→ **DATA SHOWN**
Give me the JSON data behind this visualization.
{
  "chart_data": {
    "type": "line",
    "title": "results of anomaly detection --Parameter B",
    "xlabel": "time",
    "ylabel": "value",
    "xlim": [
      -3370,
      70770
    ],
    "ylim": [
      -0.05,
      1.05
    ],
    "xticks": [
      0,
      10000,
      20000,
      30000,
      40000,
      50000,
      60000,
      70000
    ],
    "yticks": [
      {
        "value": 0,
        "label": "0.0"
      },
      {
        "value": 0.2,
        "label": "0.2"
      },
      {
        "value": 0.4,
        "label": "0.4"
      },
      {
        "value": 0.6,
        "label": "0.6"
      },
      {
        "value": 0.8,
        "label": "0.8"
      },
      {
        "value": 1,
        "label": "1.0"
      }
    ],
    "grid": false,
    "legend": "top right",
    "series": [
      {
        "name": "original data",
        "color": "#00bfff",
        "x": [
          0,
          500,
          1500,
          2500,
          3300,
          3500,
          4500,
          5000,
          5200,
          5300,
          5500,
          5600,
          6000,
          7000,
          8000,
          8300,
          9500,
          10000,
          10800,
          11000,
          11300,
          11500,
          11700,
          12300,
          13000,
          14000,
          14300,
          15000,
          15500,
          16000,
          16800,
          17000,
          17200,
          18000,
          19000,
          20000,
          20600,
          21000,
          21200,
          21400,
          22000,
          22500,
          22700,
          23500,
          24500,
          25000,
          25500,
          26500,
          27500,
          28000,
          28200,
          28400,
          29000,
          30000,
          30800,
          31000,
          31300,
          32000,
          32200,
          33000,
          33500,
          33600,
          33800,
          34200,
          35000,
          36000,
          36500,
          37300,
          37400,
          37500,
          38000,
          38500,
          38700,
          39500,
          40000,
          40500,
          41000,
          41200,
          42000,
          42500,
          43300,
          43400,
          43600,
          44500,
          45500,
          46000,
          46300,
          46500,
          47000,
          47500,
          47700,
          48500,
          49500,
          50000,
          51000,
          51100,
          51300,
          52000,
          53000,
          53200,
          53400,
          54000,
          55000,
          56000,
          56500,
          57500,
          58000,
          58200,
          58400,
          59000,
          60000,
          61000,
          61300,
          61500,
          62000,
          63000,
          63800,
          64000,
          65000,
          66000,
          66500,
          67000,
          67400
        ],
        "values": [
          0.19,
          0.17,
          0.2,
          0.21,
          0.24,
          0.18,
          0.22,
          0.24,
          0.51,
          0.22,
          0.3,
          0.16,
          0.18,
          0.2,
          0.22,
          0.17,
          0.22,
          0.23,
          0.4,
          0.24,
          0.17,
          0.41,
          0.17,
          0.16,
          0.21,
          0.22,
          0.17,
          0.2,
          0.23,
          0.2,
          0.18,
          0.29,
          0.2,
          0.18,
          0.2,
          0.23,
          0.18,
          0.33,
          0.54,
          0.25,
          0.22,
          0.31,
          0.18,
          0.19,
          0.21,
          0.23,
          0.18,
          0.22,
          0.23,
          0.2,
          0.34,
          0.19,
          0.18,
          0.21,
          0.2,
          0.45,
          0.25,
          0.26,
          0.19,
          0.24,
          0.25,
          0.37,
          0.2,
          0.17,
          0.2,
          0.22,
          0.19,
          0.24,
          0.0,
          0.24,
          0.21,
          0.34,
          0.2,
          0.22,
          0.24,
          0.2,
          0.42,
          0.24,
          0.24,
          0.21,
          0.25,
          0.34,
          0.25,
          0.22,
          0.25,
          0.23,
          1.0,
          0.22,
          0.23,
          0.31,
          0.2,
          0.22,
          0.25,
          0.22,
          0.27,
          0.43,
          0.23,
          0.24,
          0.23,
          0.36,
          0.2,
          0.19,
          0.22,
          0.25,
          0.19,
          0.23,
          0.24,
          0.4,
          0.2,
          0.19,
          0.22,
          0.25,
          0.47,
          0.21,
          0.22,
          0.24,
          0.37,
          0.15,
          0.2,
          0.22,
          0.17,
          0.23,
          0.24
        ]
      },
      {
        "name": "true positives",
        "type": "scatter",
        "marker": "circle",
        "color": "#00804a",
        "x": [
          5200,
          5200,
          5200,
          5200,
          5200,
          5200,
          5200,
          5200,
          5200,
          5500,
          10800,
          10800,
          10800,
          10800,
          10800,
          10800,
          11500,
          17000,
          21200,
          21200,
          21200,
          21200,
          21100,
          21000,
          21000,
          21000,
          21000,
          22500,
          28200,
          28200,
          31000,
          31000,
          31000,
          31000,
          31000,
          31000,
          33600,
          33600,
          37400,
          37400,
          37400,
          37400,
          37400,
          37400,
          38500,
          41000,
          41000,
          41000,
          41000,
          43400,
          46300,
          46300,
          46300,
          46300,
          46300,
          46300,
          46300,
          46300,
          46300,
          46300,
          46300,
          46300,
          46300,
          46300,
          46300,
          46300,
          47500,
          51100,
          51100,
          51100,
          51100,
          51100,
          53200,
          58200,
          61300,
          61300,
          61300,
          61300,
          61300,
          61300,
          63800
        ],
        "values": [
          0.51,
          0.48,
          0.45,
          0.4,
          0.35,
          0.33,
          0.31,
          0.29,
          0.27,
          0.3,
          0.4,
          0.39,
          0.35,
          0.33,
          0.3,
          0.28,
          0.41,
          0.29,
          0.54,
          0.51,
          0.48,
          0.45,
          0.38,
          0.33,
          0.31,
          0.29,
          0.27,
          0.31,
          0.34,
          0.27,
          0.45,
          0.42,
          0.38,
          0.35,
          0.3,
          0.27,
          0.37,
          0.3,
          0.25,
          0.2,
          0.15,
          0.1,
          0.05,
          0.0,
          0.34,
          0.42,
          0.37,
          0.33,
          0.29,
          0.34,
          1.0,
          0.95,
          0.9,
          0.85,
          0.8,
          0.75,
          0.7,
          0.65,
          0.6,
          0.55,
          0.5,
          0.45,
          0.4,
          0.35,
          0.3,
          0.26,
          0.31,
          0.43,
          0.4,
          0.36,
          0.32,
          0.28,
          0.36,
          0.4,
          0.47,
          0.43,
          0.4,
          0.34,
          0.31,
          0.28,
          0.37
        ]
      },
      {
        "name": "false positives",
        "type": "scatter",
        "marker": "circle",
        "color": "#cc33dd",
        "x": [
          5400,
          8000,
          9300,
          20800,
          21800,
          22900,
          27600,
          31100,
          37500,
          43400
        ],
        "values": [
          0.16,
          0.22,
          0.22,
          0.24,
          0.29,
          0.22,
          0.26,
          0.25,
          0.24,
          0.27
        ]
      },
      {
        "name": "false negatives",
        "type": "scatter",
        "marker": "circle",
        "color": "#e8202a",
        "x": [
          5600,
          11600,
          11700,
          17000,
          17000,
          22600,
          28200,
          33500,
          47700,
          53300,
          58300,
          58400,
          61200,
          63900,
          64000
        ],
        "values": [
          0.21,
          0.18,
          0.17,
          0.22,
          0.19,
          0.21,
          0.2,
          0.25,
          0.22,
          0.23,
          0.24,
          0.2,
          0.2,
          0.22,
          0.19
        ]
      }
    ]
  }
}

→ **WORK REQUIRED**
Copy out the full material exactly as it appears.

→ **OUTPUT BELOW**
Give me the JSON data behind this visualization.
{
  "chart_data": {
    "type": "line",
    "title": "results of anomaly detection --Parameter B",
    "xlabel": "time",
    "ylabel": "value",
    "xlim": [
      -3370,
      70770
    ],
    "ylim": [
      -0.05,
      1.05
    ],
    "xticks": [
      0,
      10000,
      20000,
      30000,
      40000,
      50000,
      60000,
      70000
    ],
    "yticks": [
      {
        "value": 0,
        "label": "0.0"
      },
      {
        "value": 0.2,
        "label": "0.2"
      },
      {
        "value": 0.4,
        "label": "0.4"
      },
      {
        "value": 0.6,
        "label": "0.6"
      },
      {
        "value": 0.8,
        "label": "0.8"
      },
      {
        "value": 1,
        "label": "1.0"
      }
    ],
    "grid": false,
    "legend": "top right",
    "series": [
      {
        "name": "original data",
        "color": "#00bfff",
        "x": [
          0,
          500,
          1500,
          2500,
          3300,
          3500,
          4500,
          5000,
          5200,
          5300,
          5500,
          5600,
          6000,
          7000,
          8000,
          8300,
          9500,
          10000,
          10800,
          11000,
          11300,
          11500,
          11700,
          12300,
          13000,
          14000,
          14300,
          15000,
          15500,
          16000,
          16800,
          17000,
          17200,
          18000,
          19000,
          20000,
          20600,
          21000,
          21200,
          21400,
          22000,
          22500,
          22700,
          23500,
          24500,
          25000,
          25500,
          26500,
          27500,
          28000,
          28200,
          28400,
          29000,
          30000,
          30800,
          31000,
          31300,
          32000,
          32200,
          33000,
          33500,
          33600,
          33800,
          34200,
          35000,
          36000,
          36500,
          37300,
          37400,
          37500,
          38000,
          38500,
          38700,
          39500,
          40000,
          40500,
          41000,
          41200,
          42000,
          42500,
          43300,
          43400,
          43600,
          44500,
          45500,
          46000,
          46300,
          46500,
          47000,
          47500,
          47700,
          48500,
          49500,
          50000,
          51000,
          51100,
          51300,
          52000,
          53000,
          53200,
          53400,
          54000,
          55000,
          56000,
          56500,
          57500,
          58000,
          58200,
          58400,
          59000,
          60000,
          61000,
          61300,
          61500,
          62000,
          63000,
          63800,
          64000,
          65000,
          66000,
          66500,
          67000,
          67400
        ],
        "values": [
          0.19,
          0.17,
          0.2,
          0.21,
          0.24,
          0.18,
          0.22,
          0.24,
          0.51,
          0.22,
          0.3,
          0.16,
          0.18,
          0.2,
          0.22,
          0.17,
          0.22,
          0.23,
          0.4,
          0.24,
          0.17,
          0.41,
          0.17,
          0.16,
          0.21,
          0.22,
          0.17,
          0.2,
          0.23,
          0.2,
          0.18,
          0.29,
          0.2,
          0.18,
          0.2,
          0.23,
          0.18,
          0.33,
          0.54,
          0.25,
          0.22,
          0.31,
          0.18,
          0.19,
          0.21,
          0.23,
          0.18,
          0.22,
          0.23,
          0.2,
          0.34,
          0.19,
          0.18,
          0.21,
          0.2,
          0.45,
          0.25,
          0.26,
          0.19,
          0.24,
          0.25,
          0.37,
          0.2,
          0.17,
          0.2,
          0.22,
          0.19,
          0.24,
          0.0,
          0.24,
          0.21,
          0.34,
          0.2,
          0.22,
          0.24,
          0.2,
          0.42,
          0.24,
          0.24,
          0.21,
          0.25,
          0.34,
          0.25,
          0.22,
          0.25,
          0.23,
          1.0,
          0.22,
          0.23,
          0.31,
          0.2,
          0.22,
          0.25,
          0.22,
          0.27,
          0.43,
          0.23,
          0.24,
          0.23,
          0.36,
          0.2,
          0.19,
          0.22,
          0.25,
          0.19,
          0.23,
          0.24,
          0.4,
          0.2,
          0.19,
          0.22,
          0.25,
          0.47,
          0.21,
          0.22,
          0.24,
          0.37,
          0.15,
          0.2,
          0.22,
          0.17,
          0.23,
          0.24
        ]
      },
      {
        "name": "true positives",
        "type": "scatter",
        "marker": "circle",
        "color": "#00804a",
        "x": [
          5200,
          5200,
          5200,
          5200,
          5200,
          5200,
          5200,
          5200,
          5200,
          5500,
          10800,
          10800,
          10800,
          10800,
          10800,
          10800,
          11500,
          17000,
          21200,
          21200,
          21200,
          21200,
          21100,
          21000,
          21000,
          21000,
          21000,
          22500,
          28200,
          28200,
          31000,
          31000,
          31000,
          31000,
          31000,
          31000,
          33600,
          33600,
          37400,
          37400,
          37400,
          37400,
          37400,
          37400,
          38500,
          41000,
          41000,
          41000,
          41000,
          43400,
          46300,
          46300,
          46300,
          46300,
          46300,
          46300,
          46300,
          46300,
          46300,
          46300,
          46300,
          46300,
          46300,
          46300,
          46300,
          46300,
          47500,
          51100,
          51100,
          51100,
          51100,
          51100,
          53200,
          58200,
          61300,
          61300,
          61300,
          61300,
          61300,
          61300,
          63800
        ],
        "values": [
          0.51,
          0.48,
          0.45,
          0.4,
          0.35,
          0.33,
          0.31,
          0.29,
          0.27,
          0.3,
          0.4,
          0.39,
          0.35,
          0.33,
          0.3,
          0.28,
          0.41,
          0.29,
          0.54,
          0.51,
          0.48,
          0.45,
          0.38,
          0.33,
          0.31,
          0.29,
          0.27,
          0.31,
          0.34,
          0.27,
          0.45,
          0.42,
          0.38,
          0.35,
          0.3,
          0.27,
          0.37,
          0.3,
          0.25,
          0.2,
          0.15,
          0.1,
          0.05,
          0.0,
          0.34,
          0.42,
          0.37,
          0.33,
          0.29,
          0.34,
          1.0,
          0.95,
          0.9,
          0.85,
          0.8,
          0.75,
          0.7,
          0.65,
          0.6,
          0.55,
          0.5,
          0.45,
          0.4,
          0.35,
          0.3,
          0.26,
          0.31,
          0.43,
          0.4,
          0.36,
          0.32,
          0.28,
          0.36,
          0.4,
          0.47,
          0.43,
          0.4,
          0.34,
          0.31,
          0.28,
          0.37
        ]
      },
      {
        "name": "false positives",
        "type": "scatter",
        "marker": "circle",
        "color": "#cc33dd",
        "x": [
          5400,
          8000,
          9300,
          20800,
          21800,
          22900,
          27600,
          31100,
          37500,
          43400
        ],
        "values": [
          0.16,
          0.22,
          0.22,
          0.24,
          0.29,
          0.22,
          0.26,
          0.25,
          0.24,
          0.27
        ]
      },
      {
        "name": "false negatives",
        "type": "scatter",
        "marker": "circle",
        "color": "#e8202a",
        "x": [
          5600,
          11600,
          11700,
          17000,
          17000,
          22600,
          28200,
          33500,
          47700,
          53300,
          58300,
          58400,
          61200,
          63900,
          64000
        ],
        "values": [
          0.21,
          0.18,
          0.17,
          0.22,
          0.19,
          0.21,
          0.2,
          0.25,
          0.22,
          0.23,
          0.24,
          0.2,
          0.2,
          0.22,
          0.19
        ]
      }
    ]
  }
}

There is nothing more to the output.